### Data for processing
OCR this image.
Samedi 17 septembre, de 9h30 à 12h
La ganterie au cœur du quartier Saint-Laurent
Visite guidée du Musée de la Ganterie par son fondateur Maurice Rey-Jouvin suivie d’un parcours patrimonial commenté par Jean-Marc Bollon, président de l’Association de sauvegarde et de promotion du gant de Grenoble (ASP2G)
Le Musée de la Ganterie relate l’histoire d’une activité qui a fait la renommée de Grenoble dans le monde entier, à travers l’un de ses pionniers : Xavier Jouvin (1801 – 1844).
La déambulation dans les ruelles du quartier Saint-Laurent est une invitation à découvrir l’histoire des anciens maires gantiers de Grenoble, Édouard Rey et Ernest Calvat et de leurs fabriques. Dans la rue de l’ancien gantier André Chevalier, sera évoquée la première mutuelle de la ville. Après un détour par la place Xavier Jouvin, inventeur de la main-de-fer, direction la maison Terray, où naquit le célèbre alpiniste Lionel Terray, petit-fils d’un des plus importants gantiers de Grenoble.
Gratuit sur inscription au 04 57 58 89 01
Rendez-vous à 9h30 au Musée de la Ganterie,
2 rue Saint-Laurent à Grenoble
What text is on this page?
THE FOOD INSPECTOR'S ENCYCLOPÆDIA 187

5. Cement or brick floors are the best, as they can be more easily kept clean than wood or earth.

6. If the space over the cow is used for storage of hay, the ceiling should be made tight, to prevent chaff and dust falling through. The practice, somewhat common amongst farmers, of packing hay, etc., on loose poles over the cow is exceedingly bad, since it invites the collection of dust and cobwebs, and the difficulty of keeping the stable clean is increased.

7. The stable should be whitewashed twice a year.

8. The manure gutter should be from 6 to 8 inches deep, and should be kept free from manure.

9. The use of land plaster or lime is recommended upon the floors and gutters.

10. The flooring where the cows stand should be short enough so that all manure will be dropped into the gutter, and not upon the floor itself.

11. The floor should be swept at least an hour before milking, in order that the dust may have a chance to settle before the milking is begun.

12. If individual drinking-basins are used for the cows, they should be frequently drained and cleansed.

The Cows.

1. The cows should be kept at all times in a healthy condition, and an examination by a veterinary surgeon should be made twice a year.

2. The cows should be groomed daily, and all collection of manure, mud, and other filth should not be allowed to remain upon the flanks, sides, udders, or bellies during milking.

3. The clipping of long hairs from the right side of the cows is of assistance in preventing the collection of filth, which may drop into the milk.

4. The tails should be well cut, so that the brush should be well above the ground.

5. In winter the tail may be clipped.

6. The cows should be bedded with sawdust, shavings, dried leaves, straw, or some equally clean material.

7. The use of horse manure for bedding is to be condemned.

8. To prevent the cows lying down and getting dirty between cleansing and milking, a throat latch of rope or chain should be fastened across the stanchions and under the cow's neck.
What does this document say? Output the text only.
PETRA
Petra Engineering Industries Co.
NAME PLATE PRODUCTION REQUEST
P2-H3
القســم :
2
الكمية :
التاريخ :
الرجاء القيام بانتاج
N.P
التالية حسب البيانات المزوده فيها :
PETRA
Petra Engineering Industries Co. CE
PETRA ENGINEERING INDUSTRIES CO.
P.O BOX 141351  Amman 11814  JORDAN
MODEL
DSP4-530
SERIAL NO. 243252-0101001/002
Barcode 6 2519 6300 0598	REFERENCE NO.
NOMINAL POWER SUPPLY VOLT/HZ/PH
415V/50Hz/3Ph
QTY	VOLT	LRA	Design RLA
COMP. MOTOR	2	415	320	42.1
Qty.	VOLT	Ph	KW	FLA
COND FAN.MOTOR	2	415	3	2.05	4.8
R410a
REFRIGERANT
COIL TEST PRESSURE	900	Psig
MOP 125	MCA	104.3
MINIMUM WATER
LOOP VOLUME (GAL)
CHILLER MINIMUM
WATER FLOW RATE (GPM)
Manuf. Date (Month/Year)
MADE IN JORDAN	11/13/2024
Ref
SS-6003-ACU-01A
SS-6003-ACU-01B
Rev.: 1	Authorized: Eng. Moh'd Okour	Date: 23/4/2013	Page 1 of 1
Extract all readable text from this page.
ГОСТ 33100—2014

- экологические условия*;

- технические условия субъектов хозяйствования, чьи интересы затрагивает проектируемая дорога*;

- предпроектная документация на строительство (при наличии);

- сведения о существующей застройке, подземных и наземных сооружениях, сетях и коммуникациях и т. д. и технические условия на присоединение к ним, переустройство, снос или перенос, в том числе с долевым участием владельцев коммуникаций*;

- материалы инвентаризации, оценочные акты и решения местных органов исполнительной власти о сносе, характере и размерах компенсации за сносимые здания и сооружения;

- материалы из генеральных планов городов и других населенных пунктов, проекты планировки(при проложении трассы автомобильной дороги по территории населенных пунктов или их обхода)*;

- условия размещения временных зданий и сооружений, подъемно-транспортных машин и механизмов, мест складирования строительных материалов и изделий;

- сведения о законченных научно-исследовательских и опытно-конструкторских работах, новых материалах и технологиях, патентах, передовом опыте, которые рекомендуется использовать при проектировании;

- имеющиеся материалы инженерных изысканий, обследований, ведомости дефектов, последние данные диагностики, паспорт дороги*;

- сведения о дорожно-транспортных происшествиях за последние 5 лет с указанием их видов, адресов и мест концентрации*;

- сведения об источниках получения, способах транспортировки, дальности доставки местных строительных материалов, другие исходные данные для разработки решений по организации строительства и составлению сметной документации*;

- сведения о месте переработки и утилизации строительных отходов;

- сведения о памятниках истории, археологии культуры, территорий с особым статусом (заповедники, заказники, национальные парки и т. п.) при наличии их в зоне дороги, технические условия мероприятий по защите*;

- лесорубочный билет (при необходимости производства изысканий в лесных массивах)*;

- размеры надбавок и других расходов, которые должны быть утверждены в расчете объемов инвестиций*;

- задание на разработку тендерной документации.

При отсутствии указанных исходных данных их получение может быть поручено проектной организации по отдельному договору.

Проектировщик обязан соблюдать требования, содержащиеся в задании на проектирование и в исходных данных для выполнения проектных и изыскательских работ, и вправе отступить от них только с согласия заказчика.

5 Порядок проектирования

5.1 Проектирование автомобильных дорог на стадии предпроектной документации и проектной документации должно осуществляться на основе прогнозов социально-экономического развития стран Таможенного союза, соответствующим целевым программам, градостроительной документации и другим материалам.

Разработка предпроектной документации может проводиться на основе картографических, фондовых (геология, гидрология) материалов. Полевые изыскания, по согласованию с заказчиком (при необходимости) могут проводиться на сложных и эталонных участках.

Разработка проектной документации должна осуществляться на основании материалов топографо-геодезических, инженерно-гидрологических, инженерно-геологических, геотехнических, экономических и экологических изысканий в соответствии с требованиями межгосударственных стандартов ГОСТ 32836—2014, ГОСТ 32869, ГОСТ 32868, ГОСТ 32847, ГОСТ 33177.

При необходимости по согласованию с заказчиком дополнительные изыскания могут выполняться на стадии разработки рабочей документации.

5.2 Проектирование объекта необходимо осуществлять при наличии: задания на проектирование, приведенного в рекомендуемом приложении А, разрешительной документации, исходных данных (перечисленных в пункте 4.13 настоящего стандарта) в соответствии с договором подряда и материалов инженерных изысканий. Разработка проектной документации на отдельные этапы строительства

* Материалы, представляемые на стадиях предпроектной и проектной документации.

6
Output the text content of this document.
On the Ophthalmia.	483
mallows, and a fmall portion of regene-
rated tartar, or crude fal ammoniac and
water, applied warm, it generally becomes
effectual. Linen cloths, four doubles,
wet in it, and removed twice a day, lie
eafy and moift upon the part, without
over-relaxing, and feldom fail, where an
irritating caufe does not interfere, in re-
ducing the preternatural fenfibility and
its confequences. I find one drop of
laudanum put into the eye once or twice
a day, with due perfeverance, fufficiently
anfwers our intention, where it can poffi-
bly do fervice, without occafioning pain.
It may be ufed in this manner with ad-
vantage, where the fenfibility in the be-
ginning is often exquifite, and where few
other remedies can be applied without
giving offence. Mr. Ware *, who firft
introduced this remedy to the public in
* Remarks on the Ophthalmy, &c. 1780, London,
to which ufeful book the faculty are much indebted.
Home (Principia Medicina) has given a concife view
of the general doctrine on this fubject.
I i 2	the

### Exercise brief
Extract all lines from the material above that include the word "MOTOR".

### Result of this exercise
COMP. MOTOR	2	415	320	42.1
COND FAN.MOTOR	2	415	3	2.05	4.8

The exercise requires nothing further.